— What is required —
Show all lines holding the string "Treatment".

— Dataset content —
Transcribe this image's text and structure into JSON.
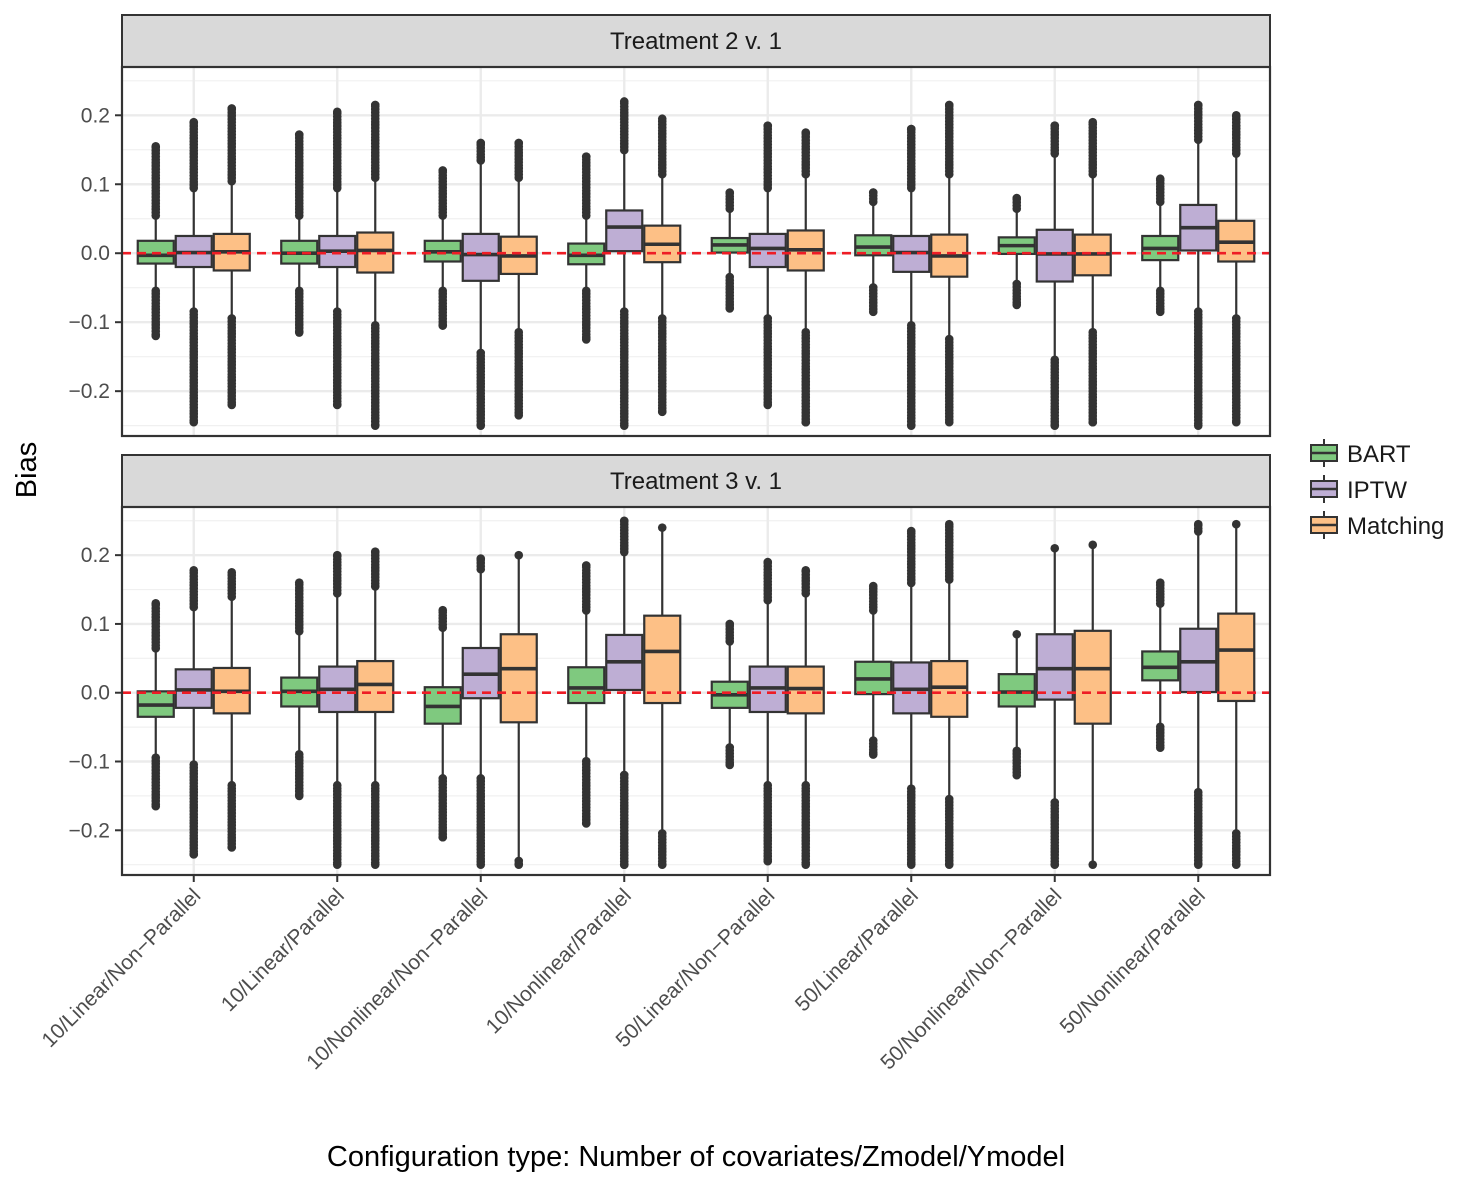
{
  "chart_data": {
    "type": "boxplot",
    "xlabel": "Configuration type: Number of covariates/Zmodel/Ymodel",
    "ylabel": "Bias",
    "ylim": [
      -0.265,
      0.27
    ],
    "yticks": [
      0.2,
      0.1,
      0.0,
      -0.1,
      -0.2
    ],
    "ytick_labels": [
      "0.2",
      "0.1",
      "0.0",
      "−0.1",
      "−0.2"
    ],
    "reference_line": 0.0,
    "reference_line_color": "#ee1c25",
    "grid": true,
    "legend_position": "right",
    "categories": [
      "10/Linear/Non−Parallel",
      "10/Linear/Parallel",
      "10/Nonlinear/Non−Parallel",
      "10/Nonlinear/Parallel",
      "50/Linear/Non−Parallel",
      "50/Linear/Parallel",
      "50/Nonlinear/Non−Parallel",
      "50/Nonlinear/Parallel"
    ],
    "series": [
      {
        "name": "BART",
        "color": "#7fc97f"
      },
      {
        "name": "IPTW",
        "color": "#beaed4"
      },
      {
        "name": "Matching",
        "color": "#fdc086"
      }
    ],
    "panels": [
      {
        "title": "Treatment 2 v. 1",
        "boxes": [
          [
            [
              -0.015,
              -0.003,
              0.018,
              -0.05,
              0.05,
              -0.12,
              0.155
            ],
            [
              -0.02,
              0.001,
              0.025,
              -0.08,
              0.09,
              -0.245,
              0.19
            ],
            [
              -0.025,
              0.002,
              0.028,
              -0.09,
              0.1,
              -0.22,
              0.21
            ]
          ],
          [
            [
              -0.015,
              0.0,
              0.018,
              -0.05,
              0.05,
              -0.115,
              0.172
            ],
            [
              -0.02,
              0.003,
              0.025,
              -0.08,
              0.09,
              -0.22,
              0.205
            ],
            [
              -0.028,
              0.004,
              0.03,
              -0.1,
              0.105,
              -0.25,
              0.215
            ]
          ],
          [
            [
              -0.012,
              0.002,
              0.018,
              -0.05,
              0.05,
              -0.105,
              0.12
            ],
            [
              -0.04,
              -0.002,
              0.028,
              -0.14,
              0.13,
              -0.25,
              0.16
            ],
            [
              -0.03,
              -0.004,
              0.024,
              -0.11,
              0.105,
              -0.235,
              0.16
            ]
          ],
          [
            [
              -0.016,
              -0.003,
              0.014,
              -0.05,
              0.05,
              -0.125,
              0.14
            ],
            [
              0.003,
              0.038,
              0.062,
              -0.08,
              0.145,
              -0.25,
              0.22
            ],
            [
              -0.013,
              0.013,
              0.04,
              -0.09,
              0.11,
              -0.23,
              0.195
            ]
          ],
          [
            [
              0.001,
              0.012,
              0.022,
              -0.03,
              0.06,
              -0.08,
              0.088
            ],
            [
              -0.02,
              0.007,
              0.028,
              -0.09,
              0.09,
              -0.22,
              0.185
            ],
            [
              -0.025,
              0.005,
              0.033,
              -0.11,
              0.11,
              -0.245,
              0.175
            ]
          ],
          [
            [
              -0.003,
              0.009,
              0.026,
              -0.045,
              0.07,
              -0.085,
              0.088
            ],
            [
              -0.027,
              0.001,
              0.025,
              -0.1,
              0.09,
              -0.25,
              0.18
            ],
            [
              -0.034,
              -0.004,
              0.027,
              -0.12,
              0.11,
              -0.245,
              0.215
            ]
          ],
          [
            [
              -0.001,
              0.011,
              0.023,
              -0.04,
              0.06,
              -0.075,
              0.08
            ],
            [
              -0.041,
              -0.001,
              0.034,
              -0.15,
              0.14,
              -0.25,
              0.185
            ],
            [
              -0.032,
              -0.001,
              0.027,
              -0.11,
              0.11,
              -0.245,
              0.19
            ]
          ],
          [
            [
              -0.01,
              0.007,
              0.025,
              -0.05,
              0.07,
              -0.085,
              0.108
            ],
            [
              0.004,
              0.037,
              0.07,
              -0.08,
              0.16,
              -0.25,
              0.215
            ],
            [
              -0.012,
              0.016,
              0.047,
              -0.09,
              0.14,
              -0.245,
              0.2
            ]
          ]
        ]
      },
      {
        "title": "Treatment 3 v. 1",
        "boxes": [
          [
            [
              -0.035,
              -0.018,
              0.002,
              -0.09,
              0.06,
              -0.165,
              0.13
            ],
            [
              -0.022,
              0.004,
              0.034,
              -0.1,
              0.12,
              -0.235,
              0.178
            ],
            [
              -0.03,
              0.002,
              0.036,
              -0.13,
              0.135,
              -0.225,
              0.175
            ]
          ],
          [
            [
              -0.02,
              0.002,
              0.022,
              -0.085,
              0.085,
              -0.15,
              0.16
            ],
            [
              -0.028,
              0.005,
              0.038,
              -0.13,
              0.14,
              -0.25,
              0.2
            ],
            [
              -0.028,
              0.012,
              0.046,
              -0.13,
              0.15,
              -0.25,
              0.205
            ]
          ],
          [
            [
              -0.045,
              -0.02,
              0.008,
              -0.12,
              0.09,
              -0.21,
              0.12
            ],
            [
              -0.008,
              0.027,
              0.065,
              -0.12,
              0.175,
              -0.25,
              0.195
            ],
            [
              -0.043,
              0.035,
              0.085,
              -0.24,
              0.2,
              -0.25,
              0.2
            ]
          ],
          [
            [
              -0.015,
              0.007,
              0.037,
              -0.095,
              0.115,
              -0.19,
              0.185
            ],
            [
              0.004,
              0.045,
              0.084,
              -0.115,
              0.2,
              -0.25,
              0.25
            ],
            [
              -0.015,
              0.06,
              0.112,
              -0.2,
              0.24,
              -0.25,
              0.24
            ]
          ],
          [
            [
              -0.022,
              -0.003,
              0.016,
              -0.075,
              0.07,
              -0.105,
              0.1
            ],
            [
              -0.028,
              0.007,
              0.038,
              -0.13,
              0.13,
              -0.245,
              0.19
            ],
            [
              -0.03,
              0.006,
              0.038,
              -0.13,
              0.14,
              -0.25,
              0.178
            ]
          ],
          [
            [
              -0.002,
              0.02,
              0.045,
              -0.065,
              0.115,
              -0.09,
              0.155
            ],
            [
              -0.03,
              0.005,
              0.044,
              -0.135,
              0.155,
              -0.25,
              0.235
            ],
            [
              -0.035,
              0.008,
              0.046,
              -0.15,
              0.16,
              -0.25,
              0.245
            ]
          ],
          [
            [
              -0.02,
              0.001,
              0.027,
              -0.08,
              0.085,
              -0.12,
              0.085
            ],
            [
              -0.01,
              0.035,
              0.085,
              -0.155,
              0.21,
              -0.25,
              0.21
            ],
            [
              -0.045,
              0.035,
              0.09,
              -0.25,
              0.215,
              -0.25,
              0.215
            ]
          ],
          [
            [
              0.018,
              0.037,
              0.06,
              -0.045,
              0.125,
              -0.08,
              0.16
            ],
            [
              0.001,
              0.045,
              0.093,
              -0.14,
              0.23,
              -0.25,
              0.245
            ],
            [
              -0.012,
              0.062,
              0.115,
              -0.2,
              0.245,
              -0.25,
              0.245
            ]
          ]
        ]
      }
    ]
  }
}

— Finished answer —
        "title": "Treatment 2 v. 1",
        "title": "Treatment 3 v. 1",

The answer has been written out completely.